---------- Excerpted data ----------
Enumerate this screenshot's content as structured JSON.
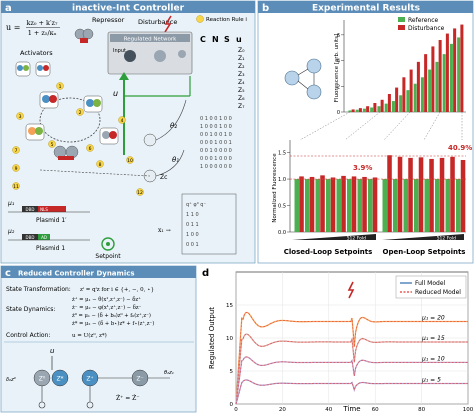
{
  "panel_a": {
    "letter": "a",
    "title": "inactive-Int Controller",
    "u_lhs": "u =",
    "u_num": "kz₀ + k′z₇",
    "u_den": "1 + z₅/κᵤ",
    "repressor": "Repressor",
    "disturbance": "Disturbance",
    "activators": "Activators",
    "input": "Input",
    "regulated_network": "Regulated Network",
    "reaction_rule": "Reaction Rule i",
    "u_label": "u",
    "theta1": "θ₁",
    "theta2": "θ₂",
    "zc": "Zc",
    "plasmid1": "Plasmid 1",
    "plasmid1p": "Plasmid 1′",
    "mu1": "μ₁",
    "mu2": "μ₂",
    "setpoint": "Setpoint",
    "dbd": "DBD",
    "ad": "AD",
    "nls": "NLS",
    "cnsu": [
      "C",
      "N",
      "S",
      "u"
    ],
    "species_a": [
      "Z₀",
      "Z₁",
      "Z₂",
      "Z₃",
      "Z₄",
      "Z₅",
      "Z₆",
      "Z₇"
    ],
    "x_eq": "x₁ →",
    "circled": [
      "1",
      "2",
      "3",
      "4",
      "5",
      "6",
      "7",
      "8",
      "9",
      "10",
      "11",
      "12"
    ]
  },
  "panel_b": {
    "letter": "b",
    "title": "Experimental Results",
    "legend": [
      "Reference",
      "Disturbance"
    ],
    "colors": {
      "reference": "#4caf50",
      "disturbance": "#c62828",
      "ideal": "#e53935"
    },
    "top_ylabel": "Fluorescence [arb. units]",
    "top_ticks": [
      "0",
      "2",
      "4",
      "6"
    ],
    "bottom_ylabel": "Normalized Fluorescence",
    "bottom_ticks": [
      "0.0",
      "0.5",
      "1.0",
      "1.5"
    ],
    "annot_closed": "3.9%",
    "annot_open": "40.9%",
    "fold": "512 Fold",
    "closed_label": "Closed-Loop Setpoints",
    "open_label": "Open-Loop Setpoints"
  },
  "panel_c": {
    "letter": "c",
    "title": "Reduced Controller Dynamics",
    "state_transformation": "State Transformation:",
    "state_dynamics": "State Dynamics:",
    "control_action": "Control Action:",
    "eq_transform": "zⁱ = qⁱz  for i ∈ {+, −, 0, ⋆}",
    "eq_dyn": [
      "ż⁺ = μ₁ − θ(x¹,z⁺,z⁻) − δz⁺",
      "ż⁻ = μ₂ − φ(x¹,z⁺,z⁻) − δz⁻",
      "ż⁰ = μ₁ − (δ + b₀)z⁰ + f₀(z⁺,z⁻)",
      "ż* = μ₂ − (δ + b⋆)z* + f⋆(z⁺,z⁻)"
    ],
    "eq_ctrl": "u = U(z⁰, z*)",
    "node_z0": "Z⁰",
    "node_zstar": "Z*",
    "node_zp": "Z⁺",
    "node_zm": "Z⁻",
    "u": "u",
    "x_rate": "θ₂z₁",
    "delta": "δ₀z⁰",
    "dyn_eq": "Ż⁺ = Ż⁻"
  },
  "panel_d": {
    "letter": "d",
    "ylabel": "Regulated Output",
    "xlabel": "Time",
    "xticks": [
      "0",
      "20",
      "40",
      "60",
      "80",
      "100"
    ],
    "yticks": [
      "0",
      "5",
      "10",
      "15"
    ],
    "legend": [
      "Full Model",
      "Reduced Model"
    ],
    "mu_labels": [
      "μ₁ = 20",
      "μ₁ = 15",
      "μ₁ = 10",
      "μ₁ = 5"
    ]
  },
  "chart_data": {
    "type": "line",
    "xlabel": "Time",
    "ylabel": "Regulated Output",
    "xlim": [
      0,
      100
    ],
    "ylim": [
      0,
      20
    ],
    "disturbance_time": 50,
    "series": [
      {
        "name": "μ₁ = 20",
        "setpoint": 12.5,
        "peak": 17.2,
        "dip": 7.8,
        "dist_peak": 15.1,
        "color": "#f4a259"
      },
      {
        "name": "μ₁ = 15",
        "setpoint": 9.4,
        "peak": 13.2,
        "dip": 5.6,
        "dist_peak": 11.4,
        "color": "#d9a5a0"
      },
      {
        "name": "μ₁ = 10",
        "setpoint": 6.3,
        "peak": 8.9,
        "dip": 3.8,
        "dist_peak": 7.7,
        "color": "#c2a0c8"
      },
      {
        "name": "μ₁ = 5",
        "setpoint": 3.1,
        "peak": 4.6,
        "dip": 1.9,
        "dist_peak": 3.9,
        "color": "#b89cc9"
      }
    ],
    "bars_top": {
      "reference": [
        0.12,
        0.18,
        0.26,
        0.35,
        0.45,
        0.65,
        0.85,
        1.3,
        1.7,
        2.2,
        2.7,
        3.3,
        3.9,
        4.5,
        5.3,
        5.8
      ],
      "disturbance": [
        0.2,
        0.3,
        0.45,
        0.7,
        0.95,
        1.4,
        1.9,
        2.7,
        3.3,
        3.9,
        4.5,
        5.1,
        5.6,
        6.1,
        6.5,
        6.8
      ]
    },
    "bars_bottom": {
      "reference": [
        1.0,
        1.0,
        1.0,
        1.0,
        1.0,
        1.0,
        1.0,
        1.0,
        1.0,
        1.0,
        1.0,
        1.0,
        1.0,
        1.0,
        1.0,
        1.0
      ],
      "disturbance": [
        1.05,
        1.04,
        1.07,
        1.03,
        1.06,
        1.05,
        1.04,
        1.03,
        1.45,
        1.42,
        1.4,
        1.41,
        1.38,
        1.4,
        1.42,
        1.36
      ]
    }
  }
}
----------
---------- Excerpted data ----------
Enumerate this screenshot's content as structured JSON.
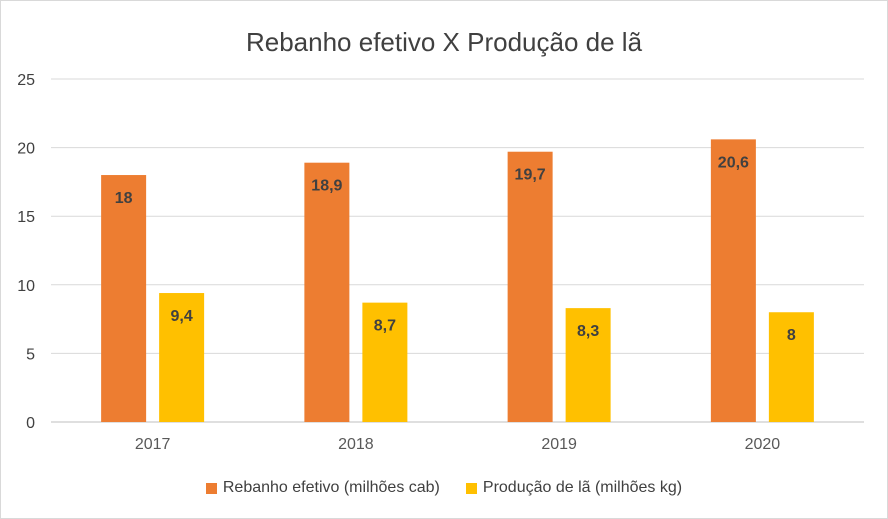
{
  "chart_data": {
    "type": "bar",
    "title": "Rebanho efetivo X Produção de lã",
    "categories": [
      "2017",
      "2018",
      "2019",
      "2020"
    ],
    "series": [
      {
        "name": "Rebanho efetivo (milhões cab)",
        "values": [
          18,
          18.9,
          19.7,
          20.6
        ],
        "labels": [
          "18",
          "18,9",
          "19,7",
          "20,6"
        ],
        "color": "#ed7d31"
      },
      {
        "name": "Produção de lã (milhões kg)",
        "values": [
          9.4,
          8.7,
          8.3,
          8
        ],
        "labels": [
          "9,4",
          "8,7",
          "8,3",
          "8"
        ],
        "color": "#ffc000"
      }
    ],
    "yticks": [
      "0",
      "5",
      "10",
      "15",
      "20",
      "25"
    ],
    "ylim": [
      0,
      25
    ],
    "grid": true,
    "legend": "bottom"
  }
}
----------
---------- Excerpted data ----------
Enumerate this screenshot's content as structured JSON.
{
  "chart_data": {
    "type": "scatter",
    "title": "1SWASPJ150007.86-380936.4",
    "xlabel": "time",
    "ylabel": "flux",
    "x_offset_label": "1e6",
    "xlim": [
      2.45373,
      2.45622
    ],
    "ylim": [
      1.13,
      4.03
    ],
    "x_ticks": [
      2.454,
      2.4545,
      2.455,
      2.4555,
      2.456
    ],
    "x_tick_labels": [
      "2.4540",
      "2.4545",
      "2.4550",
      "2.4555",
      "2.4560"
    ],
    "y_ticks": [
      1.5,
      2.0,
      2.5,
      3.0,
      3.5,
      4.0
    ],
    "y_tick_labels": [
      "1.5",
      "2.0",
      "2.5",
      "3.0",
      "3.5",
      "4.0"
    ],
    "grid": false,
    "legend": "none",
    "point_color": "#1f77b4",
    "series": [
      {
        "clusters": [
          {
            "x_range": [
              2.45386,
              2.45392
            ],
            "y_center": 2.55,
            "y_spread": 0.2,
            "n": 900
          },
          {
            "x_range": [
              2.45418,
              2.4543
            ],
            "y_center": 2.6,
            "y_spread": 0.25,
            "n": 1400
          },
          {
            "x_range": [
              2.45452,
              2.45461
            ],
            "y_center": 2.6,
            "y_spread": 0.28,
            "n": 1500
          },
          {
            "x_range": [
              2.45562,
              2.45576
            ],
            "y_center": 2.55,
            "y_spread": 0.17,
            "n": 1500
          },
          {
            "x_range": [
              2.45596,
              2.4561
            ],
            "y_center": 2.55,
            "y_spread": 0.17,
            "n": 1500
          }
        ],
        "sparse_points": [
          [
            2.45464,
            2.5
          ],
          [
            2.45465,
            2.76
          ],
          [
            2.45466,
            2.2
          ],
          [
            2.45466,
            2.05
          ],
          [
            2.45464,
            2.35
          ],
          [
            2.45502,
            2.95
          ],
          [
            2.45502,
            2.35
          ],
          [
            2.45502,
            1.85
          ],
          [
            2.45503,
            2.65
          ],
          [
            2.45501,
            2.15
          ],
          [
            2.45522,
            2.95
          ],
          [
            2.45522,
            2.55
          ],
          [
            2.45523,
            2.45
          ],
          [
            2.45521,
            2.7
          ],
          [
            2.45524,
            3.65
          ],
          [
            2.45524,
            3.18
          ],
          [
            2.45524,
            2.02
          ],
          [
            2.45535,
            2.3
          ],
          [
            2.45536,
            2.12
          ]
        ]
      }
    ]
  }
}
----------
**Exercise aim**
Examine the records and pull out every line where the string "name" occurs.

**Result of this exercise**
        "name": "μ₁ = 20",
        "name": "μ₁ = 15",
        "name": "μ₁ = 10",
        "name": "μ₁ = 5",
        "name": "Rebanho efetivo (milhões cab)",
        "name": "Produção de lã (milhões kg)",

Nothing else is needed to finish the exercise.